We at TeCSA felt that making compliance voluntary could lead to the demise of the Protocol. We saw this as throwing the baby out with the bath water, as the bar and judiciary were unaware of the number of cases that were successfully resolved during or shortly after the Protocol had been followed. So, in a bid to save it, my colleagues at TeCSA commissioned an independent survey of users of the Protocol (which I blogged about) that demonstrated that its users were overwhelmingly in favour of the continued existence of the Protocol. Out of 677 cases reviewed over the preceding 3 years, 277 had settled before the issue of a claim form (40%): not a bad statistic and one which the judiciary could not ignore. Several users suggested changes that they considered would make it more effective. One of the suggestions that came up time and time again was that the court should become involved if a party failed to comply with or abused the Protocol.

I am pleased to say that the revised Protocol, which has been drafted with input from TeCSA and TECBAR, as well as from Coulson J, has taken into account a number of these suggestions. Its overall effect is to make the Protocol less onerous and expensive to comply with, which I am hopeful will lead to an increase in its popularity and its usefulness to the industry.

Main changes

There are several main changes to the Protocol:

  • The general aim of the Protocol has been modified, so that now only an outline of the claimant’s case need be given. Adding to the previous aims, which were to settle disputes fairly and early, there is now an additional aim to settle disputes inexpensively (paragraph 6).
  • The objective of the Protocol has changed from the exchange of early and full information, to the exchange of:

    “…sufficient information to allow the other to understand its position and make informed decisions about settlement and how to proceed.”

  • Parties can agree to dispense with the need to comply with the Protocol (paragraph 2).
  • The requirements for a letter of claim and a letter of response have been amended so as to encourage brevity. A letter of claim should now contain a brief summary, which should be proportionate to the claim. The letter of response should also contain a brief and proportionate summary of the defendant’s position.
  • Expert reports are no longer required nor expected.
|---|
_What you will do_
(a) Answer these questions from the passage on the revised Protocol:
(i) Of the 677 cases reviewed, how many settled before a claim form was issued?
(ii) What aim has been added to the Protocol's earlier aims?
(iii) What does the passage say about expert reports?
(b) Write the next part of the passage on the revised Protocol, picking up after its final bullet point.
|---|
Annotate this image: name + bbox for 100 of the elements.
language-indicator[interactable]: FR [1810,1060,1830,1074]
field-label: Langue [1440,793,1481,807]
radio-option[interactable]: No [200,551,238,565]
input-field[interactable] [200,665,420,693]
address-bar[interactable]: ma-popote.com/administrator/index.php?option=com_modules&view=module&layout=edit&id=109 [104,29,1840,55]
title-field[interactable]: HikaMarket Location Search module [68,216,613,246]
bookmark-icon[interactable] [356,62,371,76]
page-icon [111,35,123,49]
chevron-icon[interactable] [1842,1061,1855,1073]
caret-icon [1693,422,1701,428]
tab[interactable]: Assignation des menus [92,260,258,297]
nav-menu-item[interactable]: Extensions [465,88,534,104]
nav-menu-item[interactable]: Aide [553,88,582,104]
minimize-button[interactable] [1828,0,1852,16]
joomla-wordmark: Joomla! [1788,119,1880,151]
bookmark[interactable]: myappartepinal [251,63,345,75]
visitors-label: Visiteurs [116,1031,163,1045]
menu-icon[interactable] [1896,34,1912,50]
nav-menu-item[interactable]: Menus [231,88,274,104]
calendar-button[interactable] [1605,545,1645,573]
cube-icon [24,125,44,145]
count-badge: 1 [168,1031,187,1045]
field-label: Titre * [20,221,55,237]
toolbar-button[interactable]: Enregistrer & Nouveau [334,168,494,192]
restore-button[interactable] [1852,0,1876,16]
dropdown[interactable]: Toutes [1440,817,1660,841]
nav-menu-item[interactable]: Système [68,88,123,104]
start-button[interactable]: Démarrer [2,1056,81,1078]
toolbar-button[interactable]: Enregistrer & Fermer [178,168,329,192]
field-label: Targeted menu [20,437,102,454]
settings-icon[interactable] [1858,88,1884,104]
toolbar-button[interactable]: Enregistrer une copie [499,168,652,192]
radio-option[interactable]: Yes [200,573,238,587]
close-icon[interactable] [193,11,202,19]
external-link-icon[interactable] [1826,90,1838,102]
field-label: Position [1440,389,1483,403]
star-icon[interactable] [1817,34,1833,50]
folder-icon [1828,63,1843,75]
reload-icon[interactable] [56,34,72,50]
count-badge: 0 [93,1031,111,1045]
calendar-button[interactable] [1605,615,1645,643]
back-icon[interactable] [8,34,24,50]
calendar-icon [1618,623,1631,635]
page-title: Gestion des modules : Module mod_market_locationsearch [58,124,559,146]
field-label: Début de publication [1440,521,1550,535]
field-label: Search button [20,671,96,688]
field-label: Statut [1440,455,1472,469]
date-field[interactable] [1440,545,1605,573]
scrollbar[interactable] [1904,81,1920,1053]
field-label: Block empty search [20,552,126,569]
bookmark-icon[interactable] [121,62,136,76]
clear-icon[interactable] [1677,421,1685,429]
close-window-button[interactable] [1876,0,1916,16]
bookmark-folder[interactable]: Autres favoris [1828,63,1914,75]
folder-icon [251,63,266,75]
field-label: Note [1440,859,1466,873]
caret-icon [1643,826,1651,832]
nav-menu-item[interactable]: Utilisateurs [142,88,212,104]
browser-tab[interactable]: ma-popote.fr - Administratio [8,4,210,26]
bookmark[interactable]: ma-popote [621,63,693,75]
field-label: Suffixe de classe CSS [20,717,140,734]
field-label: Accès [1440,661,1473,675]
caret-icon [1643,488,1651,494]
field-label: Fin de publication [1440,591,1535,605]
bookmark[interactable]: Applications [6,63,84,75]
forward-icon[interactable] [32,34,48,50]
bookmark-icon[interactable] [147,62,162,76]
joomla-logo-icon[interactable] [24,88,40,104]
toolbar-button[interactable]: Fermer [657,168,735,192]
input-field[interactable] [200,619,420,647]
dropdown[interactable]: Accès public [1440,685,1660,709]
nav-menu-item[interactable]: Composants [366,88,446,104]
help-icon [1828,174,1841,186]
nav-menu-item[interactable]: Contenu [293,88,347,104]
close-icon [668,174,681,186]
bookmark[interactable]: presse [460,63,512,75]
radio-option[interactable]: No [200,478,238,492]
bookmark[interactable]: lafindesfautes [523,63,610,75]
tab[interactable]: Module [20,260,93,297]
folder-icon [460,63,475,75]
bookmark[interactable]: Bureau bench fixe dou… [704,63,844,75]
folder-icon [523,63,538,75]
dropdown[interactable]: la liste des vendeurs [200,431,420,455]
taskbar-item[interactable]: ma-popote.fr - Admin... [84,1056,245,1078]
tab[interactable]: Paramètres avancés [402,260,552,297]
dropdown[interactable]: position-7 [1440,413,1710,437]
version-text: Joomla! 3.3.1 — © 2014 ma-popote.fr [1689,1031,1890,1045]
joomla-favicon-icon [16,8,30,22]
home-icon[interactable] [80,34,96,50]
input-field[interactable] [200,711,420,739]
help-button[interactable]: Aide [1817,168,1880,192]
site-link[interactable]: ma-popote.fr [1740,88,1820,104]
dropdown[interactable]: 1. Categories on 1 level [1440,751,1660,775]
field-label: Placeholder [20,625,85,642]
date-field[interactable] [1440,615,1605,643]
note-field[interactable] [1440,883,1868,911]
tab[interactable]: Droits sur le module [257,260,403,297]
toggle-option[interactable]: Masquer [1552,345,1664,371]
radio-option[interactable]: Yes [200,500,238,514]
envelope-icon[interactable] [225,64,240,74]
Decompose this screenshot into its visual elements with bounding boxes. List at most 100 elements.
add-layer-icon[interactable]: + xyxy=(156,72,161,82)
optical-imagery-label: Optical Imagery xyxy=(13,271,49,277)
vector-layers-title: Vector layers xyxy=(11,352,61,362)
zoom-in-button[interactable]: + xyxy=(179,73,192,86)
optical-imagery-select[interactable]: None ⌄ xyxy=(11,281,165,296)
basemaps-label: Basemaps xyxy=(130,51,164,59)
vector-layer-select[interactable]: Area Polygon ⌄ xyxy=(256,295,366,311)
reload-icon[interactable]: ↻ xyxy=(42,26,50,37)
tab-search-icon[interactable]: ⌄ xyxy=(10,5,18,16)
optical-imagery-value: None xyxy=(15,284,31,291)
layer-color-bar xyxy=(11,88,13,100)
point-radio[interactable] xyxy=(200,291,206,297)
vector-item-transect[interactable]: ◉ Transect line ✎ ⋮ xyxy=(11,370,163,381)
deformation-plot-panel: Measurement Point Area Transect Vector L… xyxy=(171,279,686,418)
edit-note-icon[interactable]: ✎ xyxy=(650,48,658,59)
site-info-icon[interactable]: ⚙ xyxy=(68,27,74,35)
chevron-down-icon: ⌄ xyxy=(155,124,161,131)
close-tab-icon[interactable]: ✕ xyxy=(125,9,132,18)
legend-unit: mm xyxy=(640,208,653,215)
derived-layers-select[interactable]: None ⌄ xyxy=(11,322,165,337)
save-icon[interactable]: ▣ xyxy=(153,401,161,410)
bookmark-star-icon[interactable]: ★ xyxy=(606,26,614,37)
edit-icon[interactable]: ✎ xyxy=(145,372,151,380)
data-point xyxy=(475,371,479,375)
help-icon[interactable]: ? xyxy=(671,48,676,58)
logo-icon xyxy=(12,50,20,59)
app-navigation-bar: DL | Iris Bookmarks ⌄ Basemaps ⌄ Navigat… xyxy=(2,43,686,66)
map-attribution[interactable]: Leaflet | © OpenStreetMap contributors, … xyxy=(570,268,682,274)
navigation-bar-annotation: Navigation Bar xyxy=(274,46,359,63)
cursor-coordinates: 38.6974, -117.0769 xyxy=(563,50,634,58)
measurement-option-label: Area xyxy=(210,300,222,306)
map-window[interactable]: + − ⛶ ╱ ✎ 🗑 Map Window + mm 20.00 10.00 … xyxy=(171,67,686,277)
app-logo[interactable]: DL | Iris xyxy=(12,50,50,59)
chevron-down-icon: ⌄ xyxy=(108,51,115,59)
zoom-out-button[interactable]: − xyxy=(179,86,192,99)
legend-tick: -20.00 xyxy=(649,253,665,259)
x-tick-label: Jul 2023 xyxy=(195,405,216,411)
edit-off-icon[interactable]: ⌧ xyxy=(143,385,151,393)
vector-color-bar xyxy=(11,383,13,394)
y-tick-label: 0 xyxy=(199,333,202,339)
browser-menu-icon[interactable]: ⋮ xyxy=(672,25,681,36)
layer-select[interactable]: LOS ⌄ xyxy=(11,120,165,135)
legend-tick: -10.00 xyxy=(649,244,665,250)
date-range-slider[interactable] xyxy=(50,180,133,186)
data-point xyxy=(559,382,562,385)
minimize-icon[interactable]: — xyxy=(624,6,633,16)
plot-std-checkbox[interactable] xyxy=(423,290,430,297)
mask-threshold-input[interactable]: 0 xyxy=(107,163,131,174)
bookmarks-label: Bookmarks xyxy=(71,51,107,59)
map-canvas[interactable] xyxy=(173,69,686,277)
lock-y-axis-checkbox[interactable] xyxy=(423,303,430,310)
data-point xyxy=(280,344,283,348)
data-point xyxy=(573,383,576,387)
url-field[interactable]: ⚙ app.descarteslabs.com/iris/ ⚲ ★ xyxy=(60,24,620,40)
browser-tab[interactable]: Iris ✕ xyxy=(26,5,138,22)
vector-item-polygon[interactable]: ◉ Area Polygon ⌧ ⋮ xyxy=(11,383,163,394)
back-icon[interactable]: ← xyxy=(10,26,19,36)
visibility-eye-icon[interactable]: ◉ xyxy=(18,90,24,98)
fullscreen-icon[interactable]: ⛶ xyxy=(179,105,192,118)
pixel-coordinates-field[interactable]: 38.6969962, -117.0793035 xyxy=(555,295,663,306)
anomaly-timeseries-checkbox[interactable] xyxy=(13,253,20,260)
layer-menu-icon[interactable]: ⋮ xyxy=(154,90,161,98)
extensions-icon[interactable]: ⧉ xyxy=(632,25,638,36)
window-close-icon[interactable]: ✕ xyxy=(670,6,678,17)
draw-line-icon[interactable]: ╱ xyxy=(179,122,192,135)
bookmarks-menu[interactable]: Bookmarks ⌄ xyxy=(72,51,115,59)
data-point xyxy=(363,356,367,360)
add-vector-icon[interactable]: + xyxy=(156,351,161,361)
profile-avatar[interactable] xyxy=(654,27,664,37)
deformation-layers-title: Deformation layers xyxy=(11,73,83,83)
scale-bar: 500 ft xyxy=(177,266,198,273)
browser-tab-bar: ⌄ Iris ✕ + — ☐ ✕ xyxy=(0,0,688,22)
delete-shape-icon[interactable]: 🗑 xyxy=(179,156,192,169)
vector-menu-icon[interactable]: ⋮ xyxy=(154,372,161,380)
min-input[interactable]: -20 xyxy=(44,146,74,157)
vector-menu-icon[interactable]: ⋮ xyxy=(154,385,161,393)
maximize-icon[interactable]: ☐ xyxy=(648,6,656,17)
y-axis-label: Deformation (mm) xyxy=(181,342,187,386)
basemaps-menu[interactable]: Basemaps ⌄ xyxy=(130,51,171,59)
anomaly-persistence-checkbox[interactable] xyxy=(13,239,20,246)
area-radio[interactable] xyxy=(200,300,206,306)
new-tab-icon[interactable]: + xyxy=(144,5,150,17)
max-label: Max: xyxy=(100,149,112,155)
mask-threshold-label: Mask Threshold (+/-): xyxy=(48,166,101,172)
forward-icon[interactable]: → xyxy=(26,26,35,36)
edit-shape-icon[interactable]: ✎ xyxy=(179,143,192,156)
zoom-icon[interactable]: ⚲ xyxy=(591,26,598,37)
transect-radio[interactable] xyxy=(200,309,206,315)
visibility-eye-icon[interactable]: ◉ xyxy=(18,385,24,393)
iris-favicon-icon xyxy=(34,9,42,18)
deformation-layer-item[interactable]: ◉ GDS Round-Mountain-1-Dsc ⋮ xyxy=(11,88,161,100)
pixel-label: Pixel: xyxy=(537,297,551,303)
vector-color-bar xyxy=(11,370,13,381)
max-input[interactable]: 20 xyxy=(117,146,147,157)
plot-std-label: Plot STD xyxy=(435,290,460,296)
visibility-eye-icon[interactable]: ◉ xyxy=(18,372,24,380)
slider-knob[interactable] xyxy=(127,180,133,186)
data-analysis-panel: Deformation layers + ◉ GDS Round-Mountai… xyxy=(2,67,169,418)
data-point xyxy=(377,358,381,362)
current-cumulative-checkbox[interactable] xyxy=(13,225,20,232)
|---|
_Answers for this exercise_
(a)
(i) 277 cases (40%).
(ii) To settle disputes inexpensively.
(iii) They are no longer required nor expected.

(b)
  • The timeframes for compliance have been shortened. Parties should normally meet 21 days (rather than 28 days) after the letter of response. The parties may agree to longer periods for the relevant steps, but the maximum extension for any step must not exceed 28 days.
  • A meeting will now only usually take place. It can take the form of an ADR process such as mediation (paragraph 9.3).
  • There is a new provision for the Protocol action to be concluded automatically at the completion of the pre-action meeting, or 14 days after expiry of the period within which the meeting should have taken place (paragraph 10).
  • Only in exceptional circumstances, such as flagrant or very significant disregard of the Protocol, will the Court impose costs consequences for non-compliance (paragraph 4).
  • Finally, a new protocol referee procedure has been introduced, which Michael Mendelblat considers. The referees will not be judges, but will be drawn from senior members of the bar and solicitors experienced in construction and engineering disputes who will be appointed by TECBAR and TeCSA, and the procedure will be administered by TeCSA.

In conclusion, I and my colleagues at TeCSA are confident that the revised Protocol goes a long way towards addressing concerns (both perceived and in some cases real) that the protocol process frontloads the costs of litigation and thereby reduces access to justice. We are optimistic that the new protocol referee procedure can be adopted in those situations where the parties need guidance as to how to comply with the Protocol. In short, in my view the changes introduced by the revised Protocol ensure that it is fit for its purpose. So no more moans. I, for one, will only extol its virtues, going forward.